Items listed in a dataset
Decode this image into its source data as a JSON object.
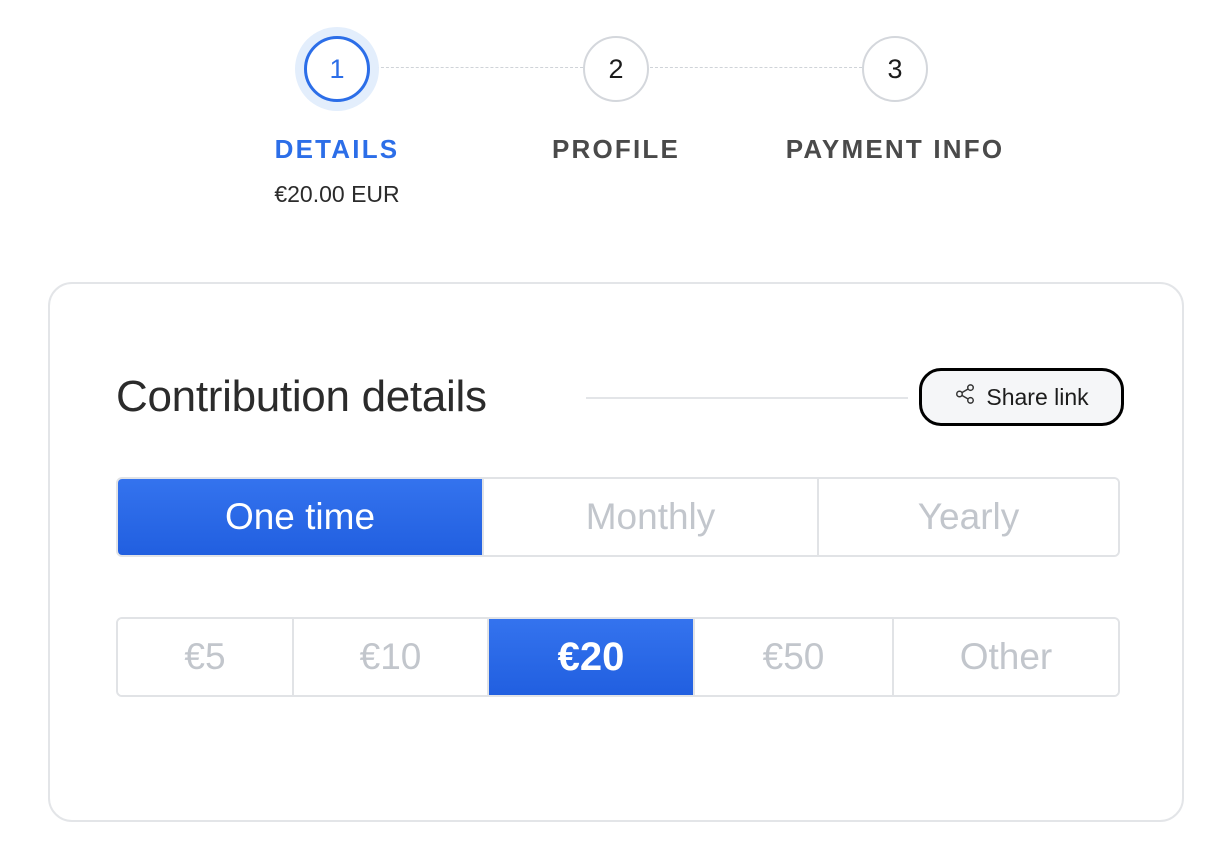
{
  "stepper": {
    "steps": [
      {
        "number": "1",
        "label": "DETAILS",
        "sub": "€20.00 EUR",
        "state": "active"
      },
      {
        "number": "2",
        "label": "PROFILE",
        "sub": "",
        "state": "inactive"
      },
      {
        "number": "3",
        "label": "PAYMENT INFO",
        "sub": "",
        "state": "inactive"
      }
    ]
  },
  "card": {
    "title": "Contribution details",
    "share_label": "Share link",
    "share_icon": "share-icon",
    "frequency": {
      "options": [
        "One time",
        "Monthly",
        "Yearly"
      ],
      "selected": "One time"
    },
    "amounts": {
      "options": [
        "€5",
        "€10",
        "€20",
        "€50",
        "Other"
      ],
      "selected": "€20"
    }
  },
  "colors": {
    "accent": "#2c6ee8",
    "accent_glow": "#e3eefc",
    "muted_text": "#c2c6cc",
    "border": "#e1e3e6"
  }
}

• **TASK TO COMPLETE**
Give an exact copy of the material, leaving out every picture.

• **SOLUTION FOR THIS PROBLEM**
Decode this image into its source data as a JSON object.
{
  "stepper": {
    "steps": [
      {
        "number": "1",
        "label": "DETAILS",
        "sub": "€20.00 EUR",
        "state": "active"
      },
      {
        "number": "2",
        "label": "PROFILE",
        "sub": "",
        "state": "inactive"
      },
      {
        "number": "3",
        "label": "PAYMENT INFO",
        "sub": "",
        "state": "inactive"
      }
    ]
  },
  "card": {
    "title": "Contribution details",
    "share_label": "Share link",
    "share_icon": "share-icon",
    "frequency": {
      "options": [
        "One time",
        "Monthly",
        "Yearly"
      ],
      "selected": "One time"
    },
    "amounts": {
      "options": [
        "€5",
        "€10",
        "€20",
        "€50",
        "Other"
      ],
      "selected": "€20"
    }
  },
  "colors": {
    "accent": "#2c6ee8",
    "accent_glow": "#e3eefc",
    "muted_text": "#c2c6cc",
    "border": "#e1e3e6"
  }
}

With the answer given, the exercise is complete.